Exercise directions: Check each line of the material below, and copy it if it holds the string "country".

Structured figure records
= = = = = = =

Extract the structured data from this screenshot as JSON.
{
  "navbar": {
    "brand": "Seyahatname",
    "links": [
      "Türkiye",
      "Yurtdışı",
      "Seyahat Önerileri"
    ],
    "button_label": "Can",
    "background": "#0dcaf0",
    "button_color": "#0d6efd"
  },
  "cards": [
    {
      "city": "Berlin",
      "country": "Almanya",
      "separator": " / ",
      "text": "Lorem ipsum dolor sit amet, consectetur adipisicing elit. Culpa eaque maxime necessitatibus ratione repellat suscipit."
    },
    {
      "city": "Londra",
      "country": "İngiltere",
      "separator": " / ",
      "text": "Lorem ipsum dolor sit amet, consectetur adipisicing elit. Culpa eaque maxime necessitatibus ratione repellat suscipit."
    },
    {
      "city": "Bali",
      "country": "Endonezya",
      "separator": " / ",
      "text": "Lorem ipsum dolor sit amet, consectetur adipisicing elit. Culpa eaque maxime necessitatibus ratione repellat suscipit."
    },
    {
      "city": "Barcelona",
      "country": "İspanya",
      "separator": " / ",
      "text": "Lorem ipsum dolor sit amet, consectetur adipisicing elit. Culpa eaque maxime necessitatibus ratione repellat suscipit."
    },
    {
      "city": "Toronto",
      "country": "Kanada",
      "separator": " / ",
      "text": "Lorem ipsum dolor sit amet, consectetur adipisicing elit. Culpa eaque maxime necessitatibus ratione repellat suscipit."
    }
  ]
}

= = = = = = =

Response for this exercise:
      "country": "Almanya",
      "country": "İngiltere",
      "country": "Endonezya",
      "country": "İspanya",
      "country": "Kanada",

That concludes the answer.